■ Problem requirements ■
Drop the pictures, then extract the listing word for word.

■ Provided entries ■
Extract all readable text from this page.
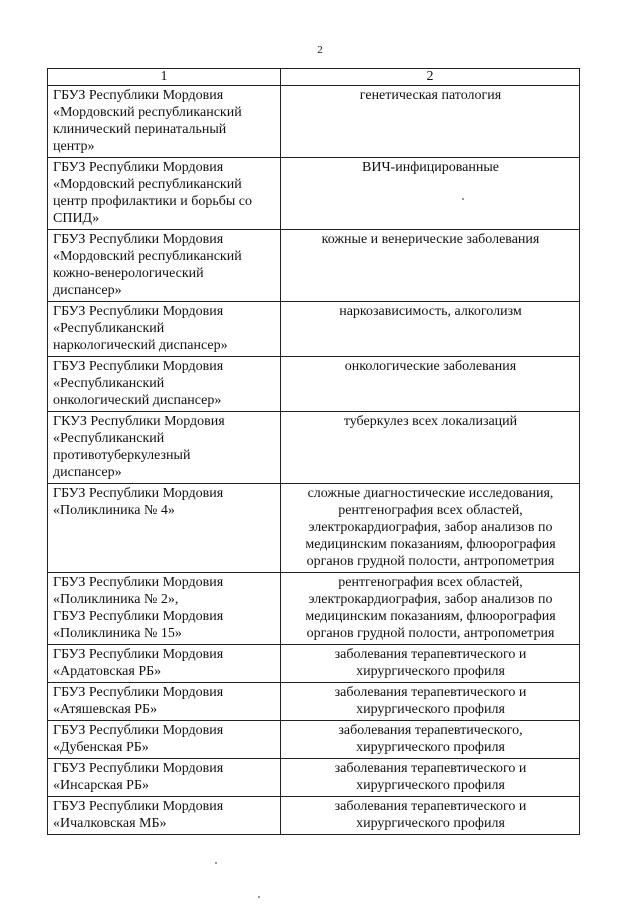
2
1	2

ГБУЗ Республики Мордовия
«Мордовский республиканский
клинический перинатальный
центр»	генетическая патология

ГБУЗ Республики Мордовия
«Мордовский республиканский
центр профилактики и борьбы со
СПИД»	ВИЧ-инфицированные

ГБУЗ Республики Мордовия
«Мордовский республиканский
кожно-венерологический
диспансер»	кожные и венерические заболевания

ГБУЗ Республики Мордовия
«Республиканский
наркологический диспансер»	наркозависимость, алкоголизм

ГБУЗ Республики Мордовия
«Республиканский
онкологический диспансер»	онкологические заболевания

ГКУЗ Республики Мордовия
«Республиканский
противотуберкулезный
диспансер»	туберкулез всех локализаций

ГБУЗ Республики Мордовия
«Поликлиника № 4»	сложные диагностические исследования,
рентгенография всех областей,
электрокардиография, забор анализов по
медицинским показаниям, флюорография
органов грудной полости, антропометрия

ГБУЗ Республики Мордовия
«Поликлиника № 2»,
ГБУЗ Республики Мордовия
«Поликлиника № 15»	рентгенография всех областей,
электрокардиография, забор анализов по
медицинским показаниям, флюорография
органов грудной полости, антропометрия

ГБУЗ Республики Мордовия
«Ардатовская РБ»	заболевания терапевтического и
хирургического профиля

ГБУЗ Республики Мордовия
«Атяшевская РБ»	заболевания терапевтического и
хирургического профиля

ГБУЗ Республики Мордовия
«Дубенская РБ»	заболевания терапевтического,
хирургического профиля

ГБУЗ Республики Мордовия
«Инсарская РБ»	заболевания терапевтического и
хирургического профиля

ГБУЗ Республики Мордовия
«Ичалковская МБ»	заболевания терапевтического и
хирургического профиля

■ In response ■
Extract all readable text from this page.
2
1	2

ГБУЗ Республики Мордовия
«Мордовский республиканский
клинический перинатальный
центр»	генетическая патология

ГБУЗ Республики Мордовия
«Мордовский республиканский
центр профилактики и борьбы со
СПИД»	ВИЧ-инфицированные

ГБУЗ Республики Мордовия
«Мордовский республиканский
кожно-венерологический
диспансер»	кожные и венерические заболевания

ГБУЗ Республики Мордовия
«Республиканский
наркологический диспансер»	наркозависимость, алкоголизм

ГБУЗ Республики Мордовия
«Республиканский
онкологический диспансер»	онкологические заболевания

ГКУЗ Республики Мордовия
«Республиканский
противотуберкулезный
диспансер»	туберкулез всех локализаций

ГБУЗ Республики Мордовия
«Поликлиника № 4»	сложные диагностические исследования,
рентгенография всех областей,
электрокардиография, забор анализов по
медицинским показаниям, флюорография
органов грудной полости, антропометрия

ГБУЗ Республики Мордовия
«Поликлиника № 2»,
ГБУЗ Республики Мордовия
«Поликлиника № 15»	рентгенография всех областей,
электрокардиография, забор анализов по
медицинским показаниям, флюорография
органов грудной полости, антропометрия

ГБУЗ Республики Мордовия
«Ардатовская РБ»	заболевания терапевтического и
хирургического профиля

ГБУЗ Республики Мордовия
«Атяшевская РБ»	заболевания терапевтического и
хирургического профиля

ГБУЗ Республики Мордовия
«Дубенская РБ»	заболевания терапевтического,
хирургического профиля

ГБУЗ Республики Мордовия
«Инсарская РБ»	заболевания терапевтического и
хирургического профиля

ГБУЗ Республики Мордовия
«Ичалковская МБ»	заболевания терапевтического и
хирургического профиля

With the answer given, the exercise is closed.